─── Material for this exercise ───
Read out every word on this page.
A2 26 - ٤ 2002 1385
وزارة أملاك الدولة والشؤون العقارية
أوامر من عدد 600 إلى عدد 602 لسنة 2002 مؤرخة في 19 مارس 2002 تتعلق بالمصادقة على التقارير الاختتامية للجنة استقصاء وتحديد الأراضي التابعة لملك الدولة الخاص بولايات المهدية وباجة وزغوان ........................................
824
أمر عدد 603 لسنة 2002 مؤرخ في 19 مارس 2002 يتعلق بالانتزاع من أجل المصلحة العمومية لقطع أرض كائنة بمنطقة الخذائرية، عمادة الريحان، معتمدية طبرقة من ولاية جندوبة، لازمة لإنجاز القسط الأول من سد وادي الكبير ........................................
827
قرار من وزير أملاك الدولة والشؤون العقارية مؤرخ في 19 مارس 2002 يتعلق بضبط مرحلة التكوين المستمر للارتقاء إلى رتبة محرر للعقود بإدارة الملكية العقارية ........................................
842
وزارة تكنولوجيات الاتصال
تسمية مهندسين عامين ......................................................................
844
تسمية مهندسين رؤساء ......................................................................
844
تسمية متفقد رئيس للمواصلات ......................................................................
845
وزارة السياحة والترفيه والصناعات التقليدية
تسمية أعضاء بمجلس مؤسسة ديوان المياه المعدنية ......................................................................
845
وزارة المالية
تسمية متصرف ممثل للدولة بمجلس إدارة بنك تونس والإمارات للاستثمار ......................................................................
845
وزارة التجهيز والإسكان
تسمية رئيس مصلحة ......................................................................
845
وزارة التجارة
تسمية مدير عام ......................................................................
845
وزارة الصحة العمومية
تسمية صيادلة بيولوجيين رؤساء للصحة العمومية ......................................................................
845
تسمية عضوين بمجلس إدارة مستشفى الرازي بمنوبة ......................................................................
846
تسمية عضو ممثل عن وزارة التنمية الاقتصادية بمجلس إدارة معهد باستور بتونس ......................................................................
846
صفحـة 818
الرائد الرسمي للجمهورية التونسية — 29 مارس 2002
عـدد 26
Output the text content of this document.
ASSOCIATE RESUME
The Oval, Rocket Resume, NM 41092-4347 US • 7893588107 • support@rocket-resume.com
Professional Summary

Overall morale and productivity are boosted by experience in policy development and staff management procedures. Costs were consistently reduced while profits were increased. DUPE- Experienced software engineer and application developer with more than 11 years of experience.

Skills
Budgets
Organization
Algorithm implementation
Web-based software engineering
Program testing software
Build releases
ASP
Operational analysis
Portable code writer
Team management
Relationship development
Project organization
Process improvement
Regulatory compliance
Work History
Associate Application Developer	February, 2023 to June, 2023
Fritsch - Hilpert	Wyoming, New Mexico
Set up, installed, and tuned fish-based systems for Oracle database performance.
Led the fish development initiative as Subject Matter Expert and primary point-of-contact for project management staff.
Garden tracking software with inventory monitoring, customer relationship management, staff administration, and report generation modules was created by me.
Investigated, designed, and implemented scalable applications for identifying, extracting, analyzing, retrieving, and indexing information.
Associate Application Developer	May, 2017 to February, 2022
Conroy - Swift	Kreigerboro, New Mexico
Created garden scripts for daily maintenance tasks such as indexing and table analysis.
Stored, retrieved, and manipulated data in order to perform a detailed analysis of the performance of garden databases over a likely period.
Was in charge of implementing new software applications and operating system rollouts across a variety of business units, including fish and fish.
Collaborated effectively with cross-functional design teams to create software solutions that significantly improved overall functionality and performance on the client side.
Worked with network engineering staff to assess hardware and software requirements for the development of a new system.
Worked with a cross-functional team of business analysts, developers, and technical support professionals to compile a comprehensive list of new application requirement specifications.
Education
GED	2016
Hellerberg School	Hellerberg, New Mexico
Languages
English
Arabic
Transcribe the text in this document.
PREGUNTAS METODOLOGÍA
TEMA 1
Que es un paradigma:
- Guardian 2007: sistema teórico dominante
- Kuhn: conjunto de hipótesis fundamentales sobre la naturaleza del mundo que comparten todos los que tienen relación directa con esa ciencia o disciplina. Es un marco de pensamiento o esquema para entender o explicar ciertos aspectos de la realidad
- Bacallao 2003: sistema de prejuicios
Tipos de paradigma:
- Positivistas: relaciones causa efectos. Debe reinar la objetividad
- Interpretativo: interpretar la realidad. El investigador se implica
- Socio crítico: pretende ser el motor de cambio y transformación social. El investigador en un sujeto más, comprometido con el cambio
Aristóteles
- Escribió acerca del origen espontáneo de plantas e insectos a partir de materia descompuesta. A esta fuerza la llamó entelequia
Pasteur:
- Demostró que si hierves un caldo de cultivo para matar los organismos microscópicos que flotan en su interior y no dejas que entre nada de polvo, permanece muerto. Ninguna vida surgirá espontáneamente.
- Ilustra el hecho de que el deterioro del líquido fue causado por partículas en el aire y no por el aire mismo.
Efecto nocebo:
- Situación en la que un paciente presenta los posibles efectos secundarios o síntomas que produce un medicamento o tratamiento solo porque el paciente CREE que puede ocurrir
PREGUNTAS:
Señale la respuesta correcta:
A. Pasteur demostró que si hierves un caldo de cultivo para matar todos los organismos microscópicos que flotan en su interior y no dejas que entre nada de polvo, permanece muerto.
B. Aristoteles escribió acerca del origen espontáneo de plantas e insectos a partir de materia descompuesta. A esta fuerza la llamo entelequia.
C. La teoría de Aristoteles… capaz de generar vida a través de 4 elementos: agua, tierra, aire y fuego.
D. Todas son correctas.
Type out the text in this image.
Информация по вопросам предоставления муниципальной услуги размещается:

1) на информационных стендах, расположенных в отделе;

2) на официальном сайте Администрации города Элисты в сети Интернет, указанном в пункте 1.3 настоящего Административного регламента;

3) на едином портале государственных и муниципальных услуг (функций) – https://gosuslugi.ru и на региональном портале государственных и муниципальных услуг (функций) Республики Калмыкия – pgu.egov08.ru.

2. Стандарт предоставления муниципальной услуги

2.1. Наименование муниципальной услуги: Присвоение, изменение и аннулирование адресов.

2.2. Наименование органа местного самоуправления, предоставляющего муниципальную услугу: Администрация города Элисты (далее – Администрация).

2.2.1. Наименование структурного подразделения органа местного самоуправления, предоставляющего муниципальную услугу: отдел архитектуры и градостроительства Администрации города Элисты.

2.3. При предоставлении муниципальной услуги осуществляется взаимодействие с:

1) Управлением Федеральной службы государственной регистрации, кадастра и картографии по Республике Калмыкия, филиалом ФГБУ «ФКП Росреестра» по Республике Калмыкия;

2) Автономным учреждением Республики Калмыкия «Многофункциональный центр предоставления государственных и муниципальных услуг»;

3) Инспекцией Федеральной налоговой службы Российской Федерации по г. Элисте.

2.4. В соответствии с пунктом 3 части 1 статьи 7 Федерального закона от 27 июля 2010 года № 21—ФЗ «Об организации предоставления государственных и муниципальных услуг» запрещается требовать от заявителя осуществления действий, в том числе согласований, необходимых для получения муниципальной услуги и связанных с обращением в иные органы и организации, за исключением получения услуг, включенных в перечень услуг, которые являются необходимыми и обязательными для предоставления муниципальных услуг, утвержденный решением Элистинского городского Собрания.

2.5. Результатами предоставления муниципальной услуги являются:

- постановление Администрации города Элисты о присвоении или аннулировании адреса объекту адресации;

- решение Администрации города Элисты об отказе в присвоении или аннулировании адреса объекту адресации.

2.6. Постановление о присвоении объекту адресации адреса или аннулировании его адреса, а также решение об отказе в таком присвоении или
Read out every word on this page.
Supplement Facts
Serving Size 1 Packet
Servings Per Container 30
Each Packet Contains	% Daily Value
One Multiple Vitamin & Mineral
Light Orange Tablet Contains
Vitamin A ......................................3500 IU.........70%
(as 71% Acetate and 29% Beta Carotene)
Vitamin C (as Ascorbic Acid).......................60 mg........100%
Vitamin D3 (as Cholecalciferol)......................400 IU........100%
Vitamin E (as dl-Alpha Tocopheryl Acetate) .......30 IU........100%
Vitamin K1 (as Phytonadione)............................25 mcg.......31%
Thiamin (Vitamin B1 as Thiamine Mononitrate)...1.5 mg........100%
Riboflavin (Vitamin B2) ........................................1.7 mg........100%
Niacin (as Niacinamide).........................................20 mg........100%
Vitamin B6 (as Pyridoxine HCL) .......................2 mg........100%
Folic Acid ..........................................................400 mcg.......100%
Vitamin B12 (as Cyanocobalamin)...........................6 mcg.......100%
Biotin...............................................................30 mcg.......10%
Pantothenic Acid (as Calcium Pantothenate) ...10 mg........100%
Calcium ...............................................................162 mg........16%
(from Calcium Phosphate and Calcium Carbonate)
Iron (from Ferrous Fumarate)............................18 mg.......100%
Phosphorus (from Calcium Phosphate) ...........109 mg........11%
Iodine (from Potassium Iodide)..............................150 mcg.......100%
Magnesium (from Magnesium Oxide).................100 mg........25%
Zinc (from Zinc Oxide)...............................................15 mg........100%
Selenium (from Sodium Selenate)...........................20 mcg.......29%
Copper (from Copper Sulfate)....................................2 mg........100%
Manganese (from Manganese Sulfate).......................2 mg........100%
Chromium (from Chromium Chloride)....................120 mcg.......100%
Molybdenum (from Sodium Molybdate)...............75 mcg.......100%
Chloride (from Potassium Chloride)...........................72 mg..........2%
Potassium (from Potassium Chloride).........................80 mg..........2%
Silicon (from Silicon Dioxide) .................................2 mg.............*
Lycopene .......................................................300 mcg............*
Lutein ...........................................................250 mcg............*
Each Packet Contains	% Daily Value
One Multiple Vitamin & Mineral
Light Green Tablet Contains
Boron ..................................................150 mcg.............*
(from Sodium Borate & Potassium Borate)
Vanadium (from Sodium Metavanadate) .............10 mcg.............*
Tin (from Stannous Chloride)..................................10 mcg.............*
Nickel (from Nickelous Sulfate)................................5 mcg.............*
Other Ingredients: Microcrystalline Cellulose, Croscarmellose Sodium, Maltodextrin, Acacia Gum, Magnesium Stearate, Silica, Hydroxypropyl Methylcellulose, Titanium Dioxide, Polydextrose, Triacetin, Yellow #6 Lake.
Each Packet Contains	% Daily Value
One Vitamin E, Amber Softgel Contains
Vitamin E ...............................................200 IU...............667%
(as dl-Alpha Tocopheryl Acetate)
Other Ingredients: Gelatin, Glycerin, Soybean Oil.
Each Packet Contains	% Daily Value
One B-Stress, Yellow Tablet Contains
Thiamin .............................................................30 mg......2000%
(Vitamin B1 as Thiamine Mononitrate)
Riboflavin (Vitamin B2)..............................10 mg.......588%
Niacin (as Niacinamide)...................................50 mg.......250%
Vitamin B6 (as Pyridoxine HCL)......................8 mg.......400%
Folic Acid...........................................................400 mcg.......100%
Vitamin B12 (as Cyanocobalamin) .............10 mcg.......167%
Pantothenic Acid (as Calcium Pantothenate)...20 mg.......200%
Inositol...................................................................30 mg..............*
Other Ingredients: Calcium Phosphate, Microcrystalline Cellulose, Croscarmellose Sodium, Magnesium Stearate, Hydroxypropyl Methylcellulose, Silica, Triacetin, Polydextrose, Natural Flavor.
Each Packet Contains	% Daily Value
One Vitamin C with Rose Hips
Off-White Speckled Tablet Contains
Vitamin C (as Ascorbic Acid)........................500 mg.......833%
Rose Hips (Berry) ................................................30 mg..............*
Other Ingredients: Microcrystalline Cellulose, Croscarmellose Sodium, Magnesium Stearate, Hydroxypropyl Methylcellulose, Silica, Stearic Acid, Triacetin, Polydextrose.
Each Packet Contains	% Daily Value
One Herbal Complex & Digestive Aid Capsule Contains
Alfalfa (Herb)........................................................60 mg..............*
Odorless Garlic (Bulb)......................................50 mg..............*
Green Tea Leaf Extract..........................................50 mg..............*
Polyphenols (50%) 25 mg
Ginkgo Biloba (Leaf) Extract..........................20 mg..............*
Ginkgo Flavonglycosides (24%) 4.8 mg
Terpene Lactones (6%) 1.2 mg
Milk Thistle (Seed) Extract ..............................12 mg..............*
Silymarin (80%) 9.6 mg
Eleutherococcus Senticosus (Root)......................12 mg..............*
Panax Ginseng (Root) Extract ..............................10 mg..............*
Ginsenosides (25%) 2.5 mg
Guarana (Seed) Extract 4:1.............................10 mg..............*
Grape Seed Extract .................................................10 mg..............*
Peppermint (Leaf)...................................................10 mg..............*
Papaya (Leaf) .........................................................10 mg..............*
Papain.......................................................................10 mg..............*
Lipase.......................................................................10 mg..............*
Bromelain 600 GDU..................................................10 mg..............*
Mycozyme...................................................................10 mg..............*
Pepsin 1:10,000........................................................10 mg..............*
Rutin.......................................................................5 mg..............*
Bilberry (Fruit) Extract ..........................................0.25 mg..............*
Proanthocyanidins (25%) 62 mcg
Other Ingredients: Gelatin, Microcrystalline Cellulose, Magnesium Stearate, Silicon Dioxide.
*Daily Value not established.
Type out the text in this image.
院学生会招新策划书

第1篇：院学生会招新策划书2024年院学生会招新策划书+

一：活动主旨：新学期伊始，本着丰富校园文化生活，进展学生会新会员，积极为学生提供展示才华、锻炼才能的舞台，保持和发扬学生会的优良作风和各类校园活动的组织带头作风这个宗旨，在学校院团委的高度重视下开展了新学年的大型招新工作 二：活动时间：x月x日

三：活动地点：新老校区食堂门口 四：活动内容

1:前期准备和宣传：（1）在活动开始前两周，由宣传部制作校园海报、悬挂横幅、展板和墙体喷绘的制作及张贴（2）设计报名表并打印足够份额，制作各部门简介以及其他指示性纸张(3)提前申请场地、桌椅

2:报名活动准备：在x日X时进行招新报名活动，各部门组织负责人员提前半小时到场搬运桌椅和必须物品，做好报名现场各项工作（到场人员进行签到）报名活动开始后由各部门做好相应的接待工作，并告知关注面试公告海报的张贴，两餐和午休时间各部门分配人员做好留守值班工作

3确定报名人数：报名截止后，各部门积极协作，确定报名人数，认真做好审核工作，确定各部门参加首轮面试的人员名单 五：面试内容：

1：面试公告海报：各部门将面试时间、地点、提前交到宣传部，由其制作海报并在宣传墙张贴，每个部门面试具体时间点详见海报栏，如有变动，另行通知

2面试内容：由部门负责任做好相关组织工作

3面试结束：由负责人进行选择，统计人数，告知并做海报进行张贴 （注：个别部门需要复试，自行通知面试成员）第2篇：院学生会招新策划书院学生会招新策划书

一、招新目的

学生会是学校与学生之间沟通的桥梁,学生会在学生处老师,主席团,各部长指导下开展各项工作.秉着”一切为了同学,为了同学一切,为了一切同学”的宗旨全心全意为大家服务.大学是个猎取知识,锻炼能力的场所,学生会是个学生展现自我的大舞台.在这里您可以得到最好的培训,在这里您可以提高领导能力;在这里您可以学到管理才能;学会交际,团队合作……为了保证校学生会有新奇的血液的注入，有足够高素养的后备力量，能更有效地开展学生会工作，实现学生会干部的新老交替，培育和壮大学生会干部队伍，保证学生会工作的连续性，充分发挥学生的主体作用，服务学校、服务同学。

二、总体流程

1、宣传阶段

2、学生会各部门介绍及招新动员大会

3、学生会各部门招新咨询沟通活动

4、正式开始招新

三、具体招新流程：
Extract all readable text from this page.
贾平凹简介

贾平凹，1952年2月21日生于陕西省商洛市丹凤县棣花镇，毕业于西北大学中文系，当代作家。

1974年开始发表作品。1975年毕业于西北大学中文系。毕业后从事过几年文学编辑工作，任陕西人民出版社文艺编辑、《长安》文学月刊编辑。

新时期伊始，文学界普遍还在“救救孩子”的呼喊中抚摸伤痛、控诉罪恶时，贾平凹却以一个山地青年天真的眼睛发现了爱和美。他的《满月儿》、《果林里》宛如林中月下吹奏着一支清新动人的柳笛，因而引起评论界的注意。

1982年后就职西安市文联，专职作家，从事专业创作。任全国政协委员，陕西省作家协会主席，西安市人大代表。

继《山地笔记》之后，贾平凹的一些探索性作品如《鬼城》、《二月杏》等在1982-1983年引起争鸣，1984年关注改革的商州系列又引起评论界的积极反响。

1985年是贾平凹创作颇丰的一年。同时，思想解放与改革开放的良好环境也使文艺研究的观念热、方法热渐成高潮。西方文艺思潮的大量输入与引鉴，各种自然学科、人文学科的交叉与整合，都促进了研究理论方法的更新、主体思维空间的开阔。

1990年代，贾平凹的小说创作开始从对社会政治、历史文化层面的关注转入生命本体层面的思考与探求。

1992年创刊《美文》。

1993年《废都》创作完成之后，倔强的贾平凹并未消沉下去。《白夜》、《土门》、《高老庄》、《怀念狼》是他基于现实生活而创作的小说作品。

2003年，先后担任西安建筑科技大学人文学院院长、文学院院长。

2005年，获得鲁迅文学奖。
───
**Written instruction:**
From the listing above, return each line with the word "Ascorbic".

**Written response:**
Vitamin C (as Ascorbic Acid).......................60 mg........100%
Vitamin C (as Ascorbic Acid)........................500 mg.......833%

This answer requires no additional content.